● **Problem description**
Give back each entry unchanged, minus pictures.

---

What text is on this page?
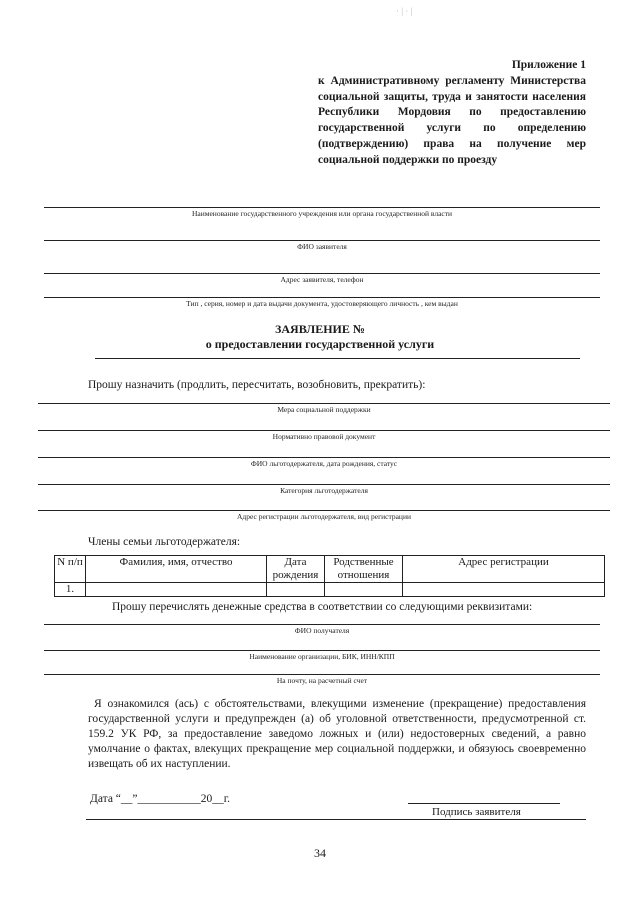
· | · |
Приложение 1
к Административному регламенту Министерства социальной защиты, труда и занятости населения Республики Мордовия по предоставлению государственной услуги по определению (подтверждению) права на получение мер социальной поддержки по проезду
Наименование государственного учреждения или органа государственной власти
ФИО заявителя
Адрес заявителя, телефон
Тип , серия, номер и дата выдачи документа, удостоверяющего личность , кем выдан
ЗАЯВЛЕНИЕ №
о предоставлении государственной услуги
Прошу назначить (продлить, пересчитать, возобновить, прекратить):
Мера социальной поддержки
Нормативно правовой документ
ФИО льготодержателя, дата рождения, статус
Категория льготодержателя
Адрес регистрации льготодержателя, вид регистрации
Члены семьи льготодержателя:
N п/п	Фамилия, имя, отчество	Дата рождения	Родственные отношения	Адрес регистрации
1.				
Прошу перечислять денежные средства в соответствии со следующими реквизитами:
ФИО получателя
Наименование организации, БИК, ИНН/КПП
На почту, на расчетный счет
Я ознакомился (ась) с обстоятельствами, влекущими изменение (прекращение) предоставления государственной услуги и предупрежден (а) об уголовной ответственности, предусмотренной ст. 159.2 УК РФ, за предоставление заведомо ложных и (или) недостоверных сведений, а равно умолчание о фактах, влекущих прекращение мер социальной поддержки, и обязуюсь своевременно извещать об их наступлении.
Дата “__”___________20__г.
Подпись заявителя
34
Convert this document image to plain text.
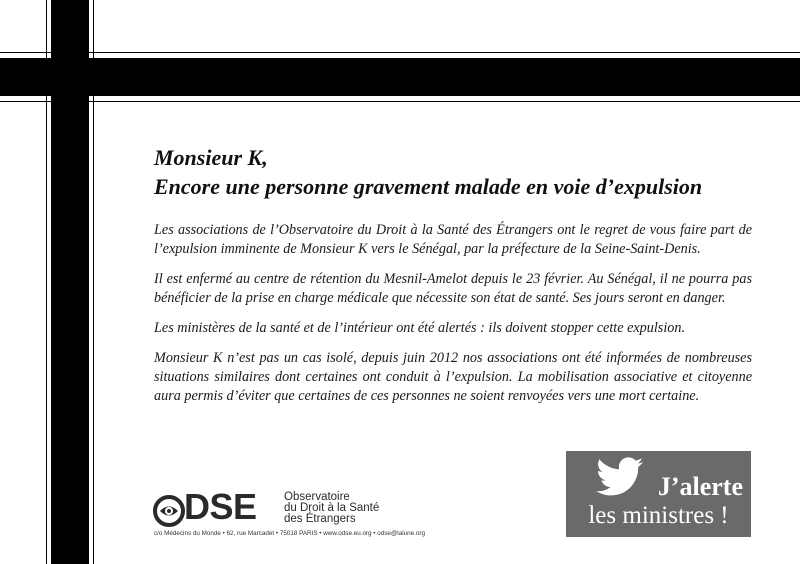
Monsieur K,
Encore une personne gravement malade en voie d’expulsion

Les associations de l’Observatoire du Droit à la Santé des Étrangers ont le regret de vous faire part de l’expulsion imminente de Monsieur K vers le Sénégal, par la préfecture de la Seine-Saint-Denis.

Il est enfermé au centre de rétention du Mesnil-Amelot depuis le 23 février. Au Sénégal, il ne pourra pas bénéficier de la prise en charge médicale que nécessite son état de santé. Ses jours seront en danger.

Les ministères de la santé et de l’intérieur ont été alertés : ils doivent stopper cette expulsion.

Monsieur K n’est pas un cas isolé, depuis juin 2012 nos associations ont été informées de nombreuses situations similaires dont certaines ont conduit à l’expulsion. La mobilisation associative et citoyenne aura permis d’éviter que certaines de ces personnes ne soient renvoyées vers une mort certaine.

DSE Observatoire
du Droit à la Santé
des Étrangers
c/o Médecins du Monde • 62, rue Marcadet • 75018 PARIS • www.odse.eu.org • odse@lalune.org
J’alerte
les ministres !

---

● **Response**
What text is on this page?
· | · |
Приложение 1
к Административному регламенту Министерства социальной защиты, труда и занятости населения Республики Мордовия по предоставлению государственной услуги по определению (подтверждению) права на получение мер социальной поддержки по проезду
Наименование государственного учреждения или органа государственной власти
ФИО заявителя
Адрес заявителя, телефон
Тип , серия, номер и дата выдачи документа, удостоверяющего личность , кем выдан
ЗАЯВЛЕНИЕ №
о предоставлении государственной услуги
Прошу назначить (продлить, пересчитать, возобновить, прекратить):
Мера социальной поддержки
Нормативно правовой документ
ФИО льготодержателя, дата рождения, статус
Категория льготодержателя
Адрес регистрации льготодержателя, вид регистрации
Члены семьи льготодержателя:
N п/п	Фамилия, имя, отчество	Дата рождения	Родственные отношения	Адрес регистрации
1.				
Прошу перечислять денежные средства в соответствии со следующими реквизитами:
ФИО получателя
Наименование организации, БИК, ИНН/КПП
На почту, на расчетный счет
Я ознакомился (ась) с обстоятельствами, влекущими изменение (прекращение) предоставления государственной услуги и предупрежден (а) об уголовной ответственности, предусмотренной ст. 159.2 УК РФ, за предоставление заведомо ложных и (или) недостоверных сведений, а равно умолчание о фактах, влекущих прекращение мер социальной поддержки, и обязуюсь своевременно извещать об их наступлении.
Дата “__”___________20__г.
Подпись заявителя
34
Convert this document image to plain text.
Monsieur K,
Encore une personne gravement malade en voie d’expulsion

Les associations de l’Observatoire du Droit à la Santé des Étrangers ont le regret de vous faire part de l’expulsion imminente de Monsieur K vers le Sénégal, par la préfecture de la Seine-Saint-Denis.

Il est enfermé au centre de rétention du Mesnil-Amelot depuis le 23 février. Au Sénégal, il ne pourra pas bénéficier de la prise en charge médicale que nécessite son état de santé. Ses jours seront en danger.

Les ministères de la santé et de l’intérieur ont été alertés : ils doivent stopper cette expulsion.

Monsieur K n’est pas un cas isolé, depuis juin 2012 nos associations ont été informées de nombreuses situations similaires dont certaines ont conduit à l’expulsion. La mobilisation associative et citoyenne aura permis d’éviter que certaines de ces personnes ne soient renvoyées vers une mort certaine.

DSE Observatoire
du Droit à la Santé
des Étrangers
c/o Médecins du Monde • 62, rue Marcadet • 75018 PARIS • www.odse.eu.org • odse@lalune.org
J’alerte
les ministres !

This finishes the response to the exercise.